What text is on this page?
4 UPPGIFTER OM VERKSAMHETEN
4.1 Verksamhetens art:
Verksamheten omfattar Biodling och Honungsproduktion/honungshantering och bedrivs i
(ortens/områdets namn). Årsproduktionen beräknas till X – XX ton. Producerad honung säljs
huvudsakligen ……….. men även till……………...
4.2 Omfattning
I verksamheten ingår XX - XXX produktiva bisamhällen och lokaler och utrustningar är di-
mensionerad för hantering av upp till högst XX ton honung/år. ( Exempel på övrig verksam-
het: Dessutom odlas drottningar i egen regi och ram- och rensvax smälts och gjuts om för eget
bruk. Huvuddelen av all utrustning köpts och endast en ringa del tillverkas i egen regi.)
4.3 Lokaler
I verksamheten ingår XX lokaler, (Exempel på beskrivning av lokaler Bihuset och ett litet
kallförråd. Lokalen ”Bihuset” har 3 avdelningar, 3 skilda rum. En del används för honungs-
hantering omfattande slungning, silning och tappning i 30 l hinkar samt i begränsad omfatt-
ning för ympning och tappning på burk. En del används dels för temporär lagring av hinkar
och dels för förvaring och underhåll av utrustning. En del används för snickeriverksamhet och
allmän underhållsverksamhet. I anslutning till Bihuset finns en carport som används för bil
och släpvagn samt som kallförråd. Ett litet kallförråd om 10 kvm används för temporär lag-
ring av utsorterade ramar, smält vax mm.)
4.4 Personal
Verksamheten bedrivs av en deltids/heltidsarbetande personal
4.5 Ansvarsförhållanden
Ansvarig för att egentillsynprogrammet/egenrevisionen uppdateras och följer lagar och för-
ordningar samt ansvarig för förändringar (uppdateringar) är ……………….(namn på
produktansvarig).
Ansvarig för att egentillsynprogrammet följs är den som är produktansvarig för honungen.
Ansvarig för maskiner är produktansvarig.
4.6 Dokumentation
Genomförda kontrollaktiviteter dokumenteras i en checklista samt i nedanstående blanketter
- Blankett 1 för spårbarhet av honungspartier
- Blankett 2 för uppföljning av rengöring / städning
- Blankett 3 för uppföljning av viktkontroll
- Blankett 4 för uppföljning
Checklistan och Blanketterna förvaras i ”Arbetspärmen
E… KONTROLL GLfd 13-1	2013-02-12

+++++

--- Exercise description ---
Only the data above, repeated exactly, should make up the reply.

--- Task answer ---
What text is on this page?
4 UPPGIFTER OM VERKSAMHETEN
4.1 Verksamhetens art:
Verksamheten omfattar Biodling och Honungsproduktion/honungshantering och bedrivs i
(ortens/områdets namn). Årsproduktionen beräknas till X – XX ton. Producerad honung säljs
huvudsakligen ……….. men även till……………...
4.2 Omfattning
I verksamheten ingår XX - XXX produktiva bisamhällen och lokaler och utrustningar är di-
mensionerad för hantering av upp till högst XX ton honung/år. ( Exempel på övrig verksam-
het: Dessutom odlas drottningar i egen regi och ram- och rensvax smälts och gjuts om för eget
bruk. Huvuddelen av all utrustning köpts och endast en ringa del tillverkas i egen regi.)
4.3 Lokaler
I verksamheten ingår XX lokaler, (Exempel på beskrivning av lokaler Bihuset och ett litet
kallförråd. Lokalen ”Bihuset” har 3 avdelningar, 3 skilda rum. En del används för honungs-
hantering omfattande slungning, silning och tappning i 30 l hinkar samt i begränsad omfatt-
ning för ympning och tappning på burk. En del används dels för temporär lagring av hinkar
och dels för förvaring och underhåll av utrustning. En del används för snickeriverksamhet och
allmän underhållsverksamhet. I anslutning till Bihuset finns en carport som används för bil
och släpvagn samt som kallförråd. Ett litet kallförråd om 10 kvm används för temporär lag-
ring av utsorterade ramar, smält vax mm.)
4.4 Personal
Verksamheten bedrivs av en deltids/heltidsarbetande personal
4.5 Ansvarsförhållanden
Ansvarig för att egentillsynprogrammet/egenrevisionen uppdateras och följer lagar och för-
ordningar samt ansvarig för förändringar (uppdateringar) är ……………….(namn på
produktansvarig).
Ansvarig för att egentillsynprogrammet följs är den som är produktansvarig för honungen.
Ansvarig för maskiner är produktansvarig.
4.6 Dokumentation
Genomförda kontrollaktiviteter dokumenteras i en checklista samt i nedanstående blanketter
- Blankett 1 för spårbarhet av honungspartier
- Blankett 2 för uppföljning av rengöring / städning
- Blankett 3 för uppföljning av viktkontroll
- Blankett 4 för uppföljning
Checklistan och Blanketterna förvaras i ”Arbetspärmen
E… KONTROLL GLfd 13-1	2013-02-12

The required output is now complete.